==== Selected passage ====

This Iz the Japanese Kabuki Rock is the sixth studio album by Miyavi. It was released on March 19, 2008. A limited edition was released on SHM-CD, a supposedly high-quality CD format developed by Universal, and includes a DVD featuring music videos and documentary footage. The album is advertised as the "final stage" of Miyavi's recent "Neo Visualizm" theme, and features the artist's performance troupe, the Kavki Boiz, including an MC, various instrumentalists, and other artists. The album charted 25th on Oricon and 27th on Billboard Japan.

The documentary on the second disc features footage of the making-of the album. The film shows a month-by-month breakdown of each song being recorded in various studios.

A working title for "Jpn Pride" was "Azn Pride". Songs that did not make the album or underwent rewriting include "Morning Glory" and "Winding Road". The title of "Azn Pride" was later used for his greatest hits compilation for Korea and Taiwan, titled Azn Pride -This Iz the Japanese Kabuki Rock-.

==== Provided records ====

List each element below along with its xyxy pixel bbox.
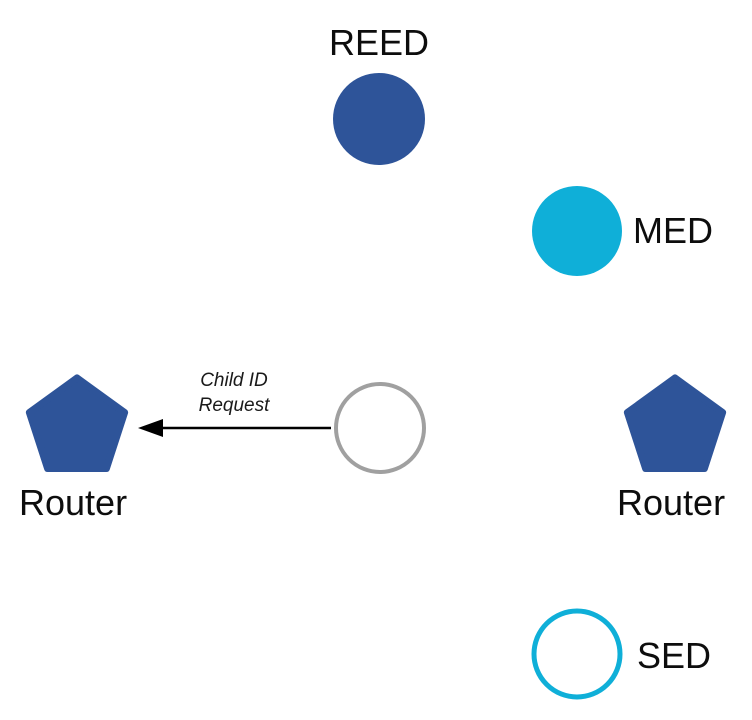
node-sed[interactable]: SED xyxy=(531,608,711,700)
joiner-circle-outline-shape[interactable] xyxy=(334,382,426,474)
node-label-med: MED xyxy=(633,210,713,251)
node-router-right[interactable]: Router xyxy=(617,374,727,523)
node-reed[interactable]: REED xyxy=(329,22,429,165)
router-left-pentagon-shape[interactable] xyxy=(25,374,129,472)
node-med[interactable]: MED xyxy=(532,186,713,276)
node-label-router-right: Router xyxy=(617,482,725,523)
reed-circle-shape[interactable] xyxy=(333,73,425,165)
edge-arrowhead-icon xyxy=(138,419,163,437)
node-router-left[interactable]: Router xyxy=(19,374,129,523)
node-label-router-left: Router xyxy=(19,482,127,523)
edge-label-line2: Request xyxy=(199,395,270,416)
node-joiner-center[interactable] xyxy=(334,382,426,474)
node-label-reed: REED xyxy=(329,22,429,63)
node-label-sed: SED xyxy=(637,635,711,676)
med-circle-shape[interactable] xyxy=(532,186,622,276)
sed-circle-outline-shape[interactable] xyxy=(531,608,623,700)
router-right-pentagon-shape[interactable] xyxy=(623,374,727,472)
edge-child-id-request: Child ID Request xyxy=(138,370,331,437)
edge-label-line1: Child ID xyxy=(200,370,268,391)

====

Problem 1:
Drawing on the album text, explain where the title of the greatest hits compilation for Korea and Taiwan came from.
Problem 2:
Decide whether each statement agrees with the album text, answering yes or no and quoting the deciding words: (a) The album was released in March 2008. (b) The DVD came with the standard edition of the album. (c) The album reached a higher position on Billboard Japan than on Oricon.

Written solution 1:
"Azn Pride" had been a working title for the album's song "Jpn Pride." That title was later reused for the greatest hits compilation for Korea and Taiwan, titled Azn Pride -This Iz the Japanese Kabuki Rock-.

Written solution 2:
(a) Yes: "It was released on March 19, 2008."
(b) No: "A limited edition was released on SHM-CD, a supposedly high-quality CD format developed by Universal, and includes a DVD featuring music videos and documentary footage."
(c) No: "The album charted 25th on Oricon and 27th on Billboard Japan."